● TASK DESCRIPTION
Copy whichever lines contain the string "title".

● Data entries
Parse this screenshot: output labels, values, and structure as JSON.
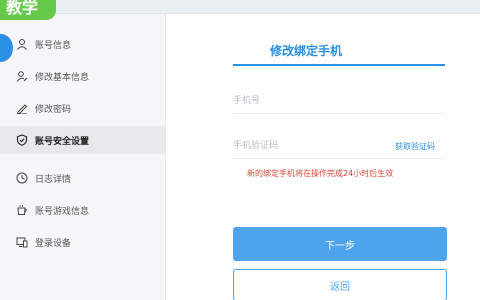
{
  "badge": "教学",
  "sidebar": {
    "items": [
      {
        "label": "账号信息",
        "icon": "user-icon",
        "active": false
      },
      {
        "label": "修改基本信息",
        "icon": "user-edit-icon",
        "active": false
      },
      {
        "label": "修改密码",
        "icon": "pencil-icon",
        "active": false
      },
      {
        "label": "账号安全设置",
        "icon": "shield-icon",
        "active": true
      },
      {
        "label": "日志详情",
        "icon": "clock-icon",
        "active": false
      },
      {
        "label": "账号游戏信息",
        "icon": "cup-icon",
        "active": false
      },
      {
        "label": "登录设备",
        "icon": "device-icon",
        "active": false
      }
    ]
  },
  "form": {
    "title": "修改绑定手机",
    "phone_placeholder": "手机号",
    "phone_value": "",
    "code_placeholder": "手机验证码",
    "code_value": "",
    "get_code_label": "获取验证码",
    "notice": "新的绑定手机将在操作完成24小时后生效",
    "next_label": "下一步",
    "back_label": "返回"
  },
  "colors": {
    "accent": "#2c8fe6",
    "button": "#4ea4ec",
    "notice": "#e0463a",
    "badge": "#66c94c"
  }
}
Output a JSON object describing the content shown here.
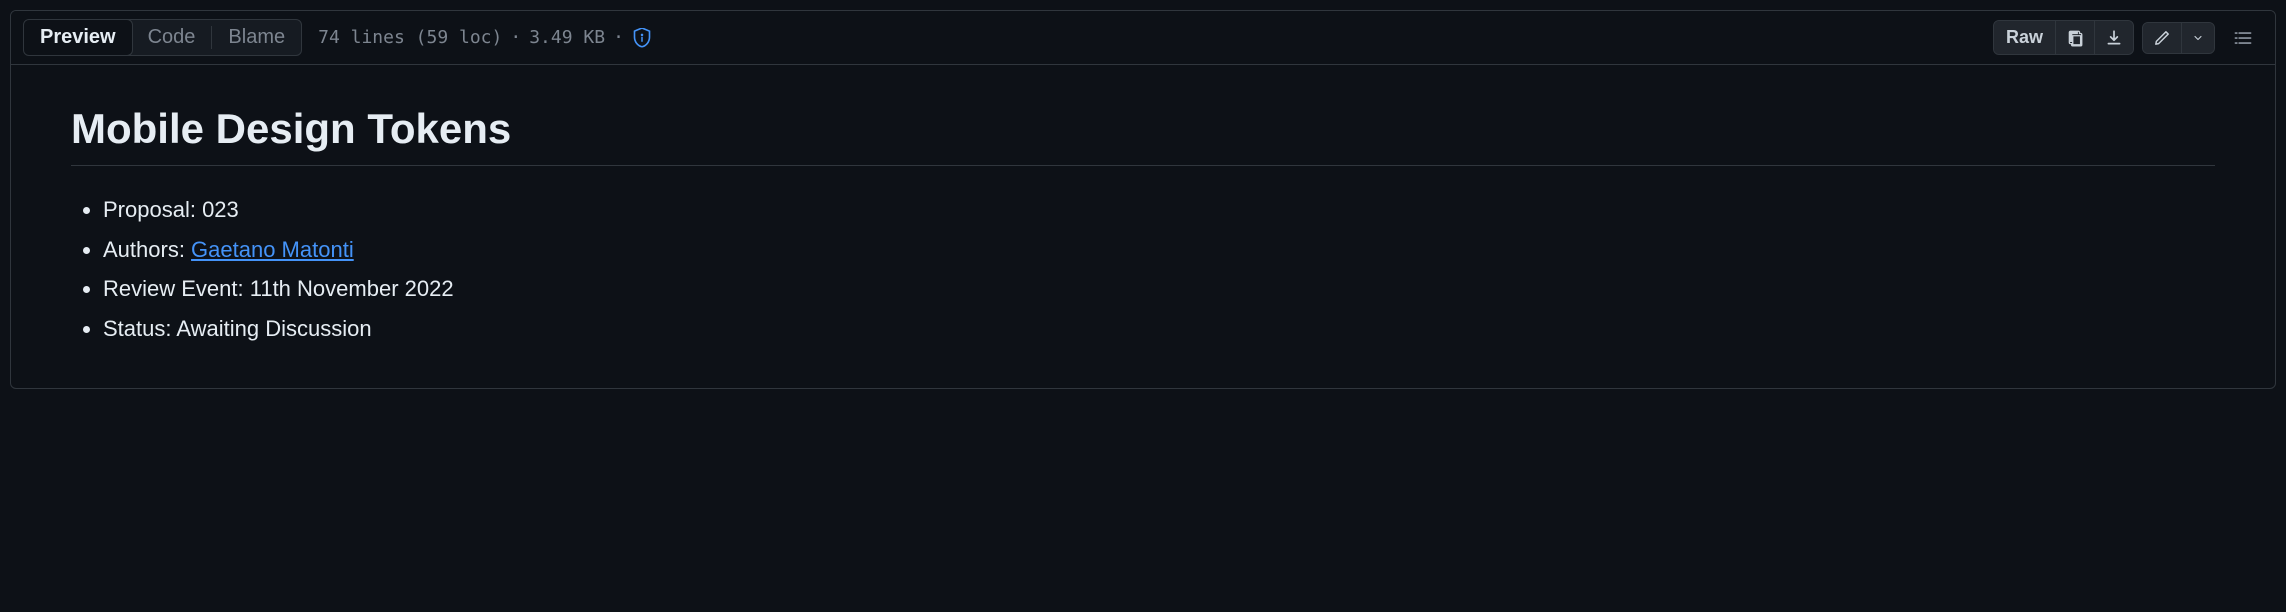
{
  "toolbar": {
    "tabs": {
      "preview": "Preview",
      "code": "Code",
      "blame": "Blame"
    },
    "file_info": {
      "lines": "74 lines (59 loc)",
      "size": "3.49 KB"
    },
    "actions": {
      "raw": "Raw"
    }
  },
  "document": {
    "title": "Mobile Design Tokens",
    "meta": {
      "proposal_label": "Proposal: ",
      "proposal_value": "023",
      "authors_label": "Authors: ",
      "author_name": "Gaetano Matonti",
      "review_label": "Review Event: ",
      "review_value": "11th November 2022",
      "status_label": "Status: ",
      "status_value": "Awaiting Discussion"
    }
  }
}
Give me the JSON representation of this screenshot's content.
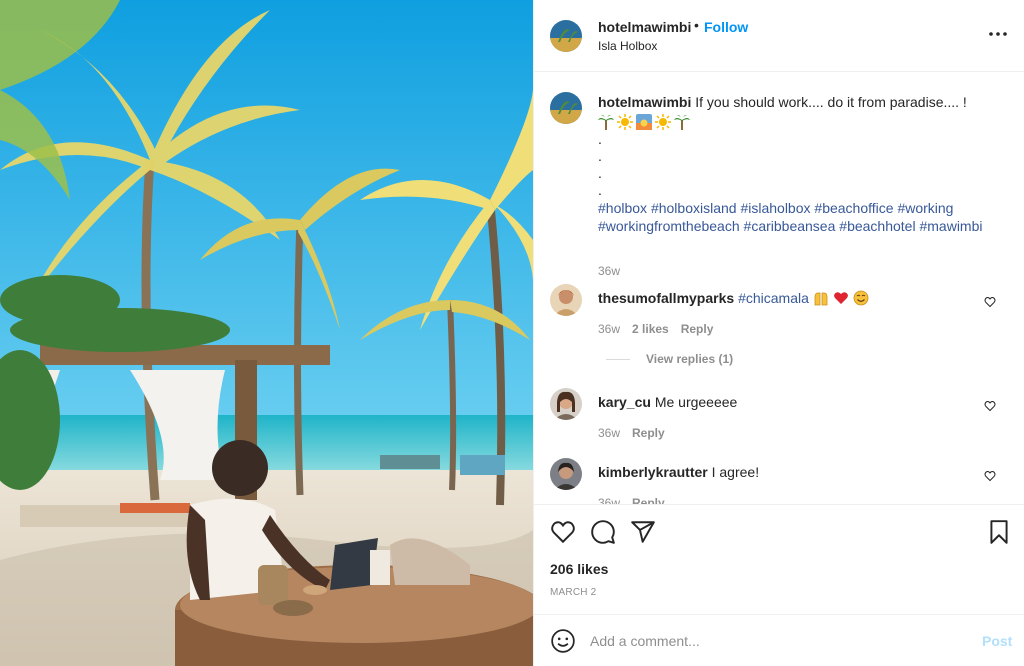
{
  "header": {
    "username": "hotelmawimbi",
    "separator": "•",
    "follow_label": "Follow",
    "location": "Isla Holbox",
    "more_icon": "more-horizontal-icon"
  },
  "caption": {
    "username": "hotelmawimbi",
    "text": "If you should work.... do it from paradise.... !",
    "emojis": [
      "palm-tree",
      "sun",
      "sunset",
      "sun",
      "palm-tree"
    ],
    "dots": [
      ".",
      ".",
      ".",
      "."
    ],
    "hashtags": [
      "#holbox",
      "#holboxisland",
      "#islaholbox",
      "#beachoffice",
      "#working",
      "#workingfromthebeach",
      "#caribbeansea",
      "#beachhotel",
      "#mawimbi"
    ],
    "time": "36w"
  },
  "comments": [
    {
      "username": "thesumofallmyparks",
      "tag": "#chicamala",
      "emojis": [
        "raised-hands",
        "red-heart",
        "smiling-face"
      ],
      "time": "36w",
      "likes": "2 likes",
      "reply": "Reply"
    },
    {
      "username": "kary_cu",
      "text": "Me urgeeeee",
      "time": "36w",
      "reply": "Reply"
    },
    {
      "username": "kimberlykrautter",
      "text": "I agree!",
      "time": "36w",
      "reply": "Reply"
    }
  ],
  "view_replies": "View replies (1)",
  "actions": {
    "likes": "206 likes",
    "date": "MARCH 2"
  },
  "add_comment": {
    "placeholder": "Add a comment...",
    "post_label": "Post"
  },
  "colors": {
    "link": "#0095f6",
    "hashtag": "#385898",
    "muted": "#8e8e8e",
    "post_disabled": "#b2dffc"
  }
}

* * *

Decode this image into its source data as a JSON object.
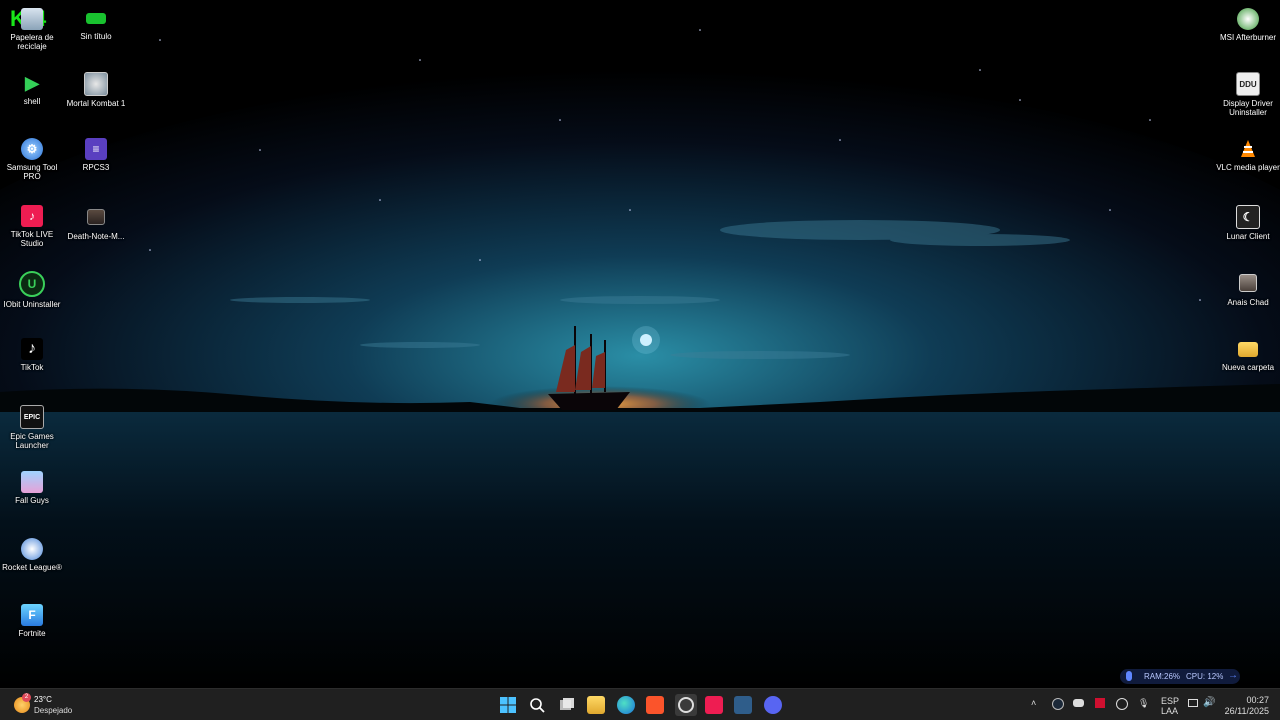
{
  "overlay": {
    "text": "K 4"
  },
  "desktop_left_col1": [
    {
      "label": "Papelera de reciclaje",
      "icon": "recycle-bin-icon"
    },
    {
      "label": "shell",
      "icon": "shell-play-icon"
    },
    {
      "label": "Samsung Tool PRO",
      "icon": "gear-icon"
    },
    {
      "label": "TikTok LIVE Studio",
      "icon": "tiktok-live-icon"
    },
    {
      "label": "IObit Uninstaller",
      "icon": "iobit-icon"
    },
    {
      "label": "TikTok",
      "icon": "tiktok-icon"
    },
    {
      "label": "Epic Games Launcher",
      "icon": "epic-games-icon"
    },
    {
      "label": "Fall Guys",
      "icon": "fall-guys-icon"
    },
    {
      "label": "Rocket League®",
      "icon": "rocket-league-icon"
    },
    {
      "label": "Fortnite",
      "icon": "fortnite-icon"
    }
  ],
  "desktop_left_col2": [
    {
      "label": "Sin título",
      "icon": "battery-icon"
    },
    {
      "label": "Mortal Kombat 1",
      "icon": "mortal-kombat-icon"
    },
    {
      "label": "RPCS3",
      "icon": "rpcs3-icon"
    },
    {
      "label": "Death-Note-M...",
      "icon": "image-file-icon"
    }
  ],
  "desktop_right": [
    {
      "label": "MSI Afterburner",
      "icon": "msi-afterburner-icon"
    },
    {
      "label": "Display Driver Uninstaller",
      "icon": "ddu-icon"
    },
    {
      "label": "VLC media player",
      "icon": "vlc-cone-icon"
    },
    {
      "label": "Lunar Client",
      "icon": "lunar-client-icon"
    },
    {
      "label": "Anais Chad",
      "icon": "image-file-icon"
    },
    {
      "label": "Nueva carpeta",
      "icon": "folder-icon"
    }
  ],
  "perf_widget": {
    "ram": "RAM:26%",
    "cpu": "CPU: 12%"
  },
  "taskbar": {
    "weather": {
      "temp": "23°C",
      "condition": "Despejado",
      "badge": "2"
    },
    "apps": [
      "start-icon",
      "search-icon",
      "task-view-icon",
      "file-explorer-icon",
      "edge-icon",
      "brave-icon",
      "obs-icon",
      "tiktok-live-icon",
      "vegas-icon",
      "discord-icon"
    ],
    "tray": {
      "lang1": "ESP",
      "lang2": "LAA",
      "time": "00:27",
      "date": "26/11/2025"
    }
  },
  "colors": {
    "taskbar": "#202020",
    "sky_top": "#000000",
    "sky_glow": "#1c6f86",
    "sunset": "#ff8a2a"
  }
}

● RESULT OF THE EXERCISE
    "title": "修改绑定手机",
    "title": "Mobile Design Tokens",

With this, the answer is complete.